§ **Excerpted passage**
^^^^^^^^^^^^^^^^

In some embodiments, the hole 170H may expose a portion of the upper surface of the storage contact 120. A width in the direction (for example, the first direction D1 or the second direction D2) parallel to the upper surface of the substrate 100 of the lower surface of the hole 170H may be smaller than a width in the direction (for example, the first direction D1 or the second direction D2) parallel to the upper surface of the substrate 100 of the upper surface of the storage contact 120. The cell line spacer 150 may not be exposed through the hole 170H. The capping pattern 170 may be on (e.g., may cover) the cell line spacer 150. In other words, a width W1 in the first direction D1 of the lower surface of the capping pattern 170 (e.g., in the cell area CR) may be greater than a distance W2 between the storage contacts 120 (e.g., between adjacent ones of the storage contacts 120).

In some embodiments, the side wall of the hole 170H may be inclined. The width in the direction (for example, the first direction D1 or the second direction D2) parallel to the upper surface of the substrate 100 of the hole 170H may increase as the hole 170H extends away from the substrate 100. The width of the top of the hole 170H may be larger than the width of the bottom of the hole 170H. In other words, a width in the direction (for example, the first direction D1 or the second direction D2) parallel to the upper surface of the substrate 100 of the capping pattern 170 may decrease as the capping pattern 170 extends away from the substrate 100. Therefore, since it becomes easier to fill the hole 170H, a difficulty of a process of forming the storage pad 180 may be reduced. Additionally, the hole 170H may be filled with various materials.

In some embodiments, although not specifically shown, a lower surface of the hole 170H may be disposed in the storage contact 120. In this case, a vertical level of the lower surface of the hole 170H may be lower than a vertical level of the upper surface of the storage contact 120. In other words, in some embodiments, the lower surface of the hole 170H may be closer to the substrate 100 than the upper surface of the storage contact 120 is.

In some embodiments, a process of forming the plurality of holes 170H may include using an extreme ultraviolet (EUV) process. For example, the hole 170H may have a circular shape in a plan view including the first direction D1 and the second direction D2.

Referring to FIG. 20, a plug hole 281H may be formed in the peripheral area PR. The plug hole 281H may extend through the capping pattern 170 of the peripheral area PR, the first peripheral interlayer insulating film 290, and the lower etch stop film 250 to expose a portion of the peripheral active area ACT2.

Subsequently, the storage pad 180, the peripheral contact plug 281, and the peripheral wiring line 282 may be formed. For example, the storage pad 180 may be formed in the hole 170H, and the peripheral contact plug 281 may be formed in the plug hole 281H. The storage pad 180 may be formed on an upper surface of a portion of the capping pattern 170 in the cell area CR.

In some embodiments, the pad isolation pattern 185 and the peripheral wiring isolation pattern 285 may be formed at the same vertical level (e.g., see FIG. 3). After a pre-conductive film is formed in the peripheral area PR and the cell area CR, the pre-conductive film may be patterned to form the pad trench 185T and the wiring trench 285T. Accordingly, the peripheral wiring line 282 may be formed in the peripheral area PR and the storage pad 180 may be formed in the cell area CR. The pad trench 185T and the wiring trench 285T may be formed in the same process.

^^^^^^^^^^^^^^^^

§ **Available data**
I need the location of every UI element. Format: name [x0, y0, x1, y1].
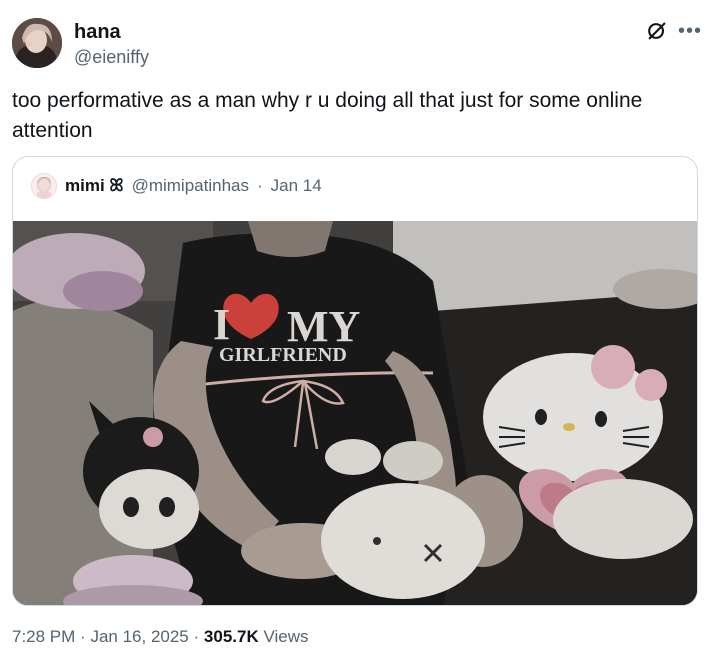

^^^^^^^^^^^^^^^^

§ **List of tasks**
1. List every film that the semiconductor fabrication passage names.
2. Transcribe the semiconductor fabrication passage word for word, starting at "Referring to FIG." and ending at "active area ACT2.".

§ **Complete answers**
1.
first peripheral interlayer insulating film 290
lower etch stop film 250
pre-conductive film

2.
Referring to FIG. 20, a plug hole 281H may be formed in the peripheral area PR. The plug hole 281H may extend through the capping pattern 170 of the peripheral area PR, the first peripheral interlayer insulating film 290, and the lower etch stop film 250 to expose a portion of the peripheral active area ACT2.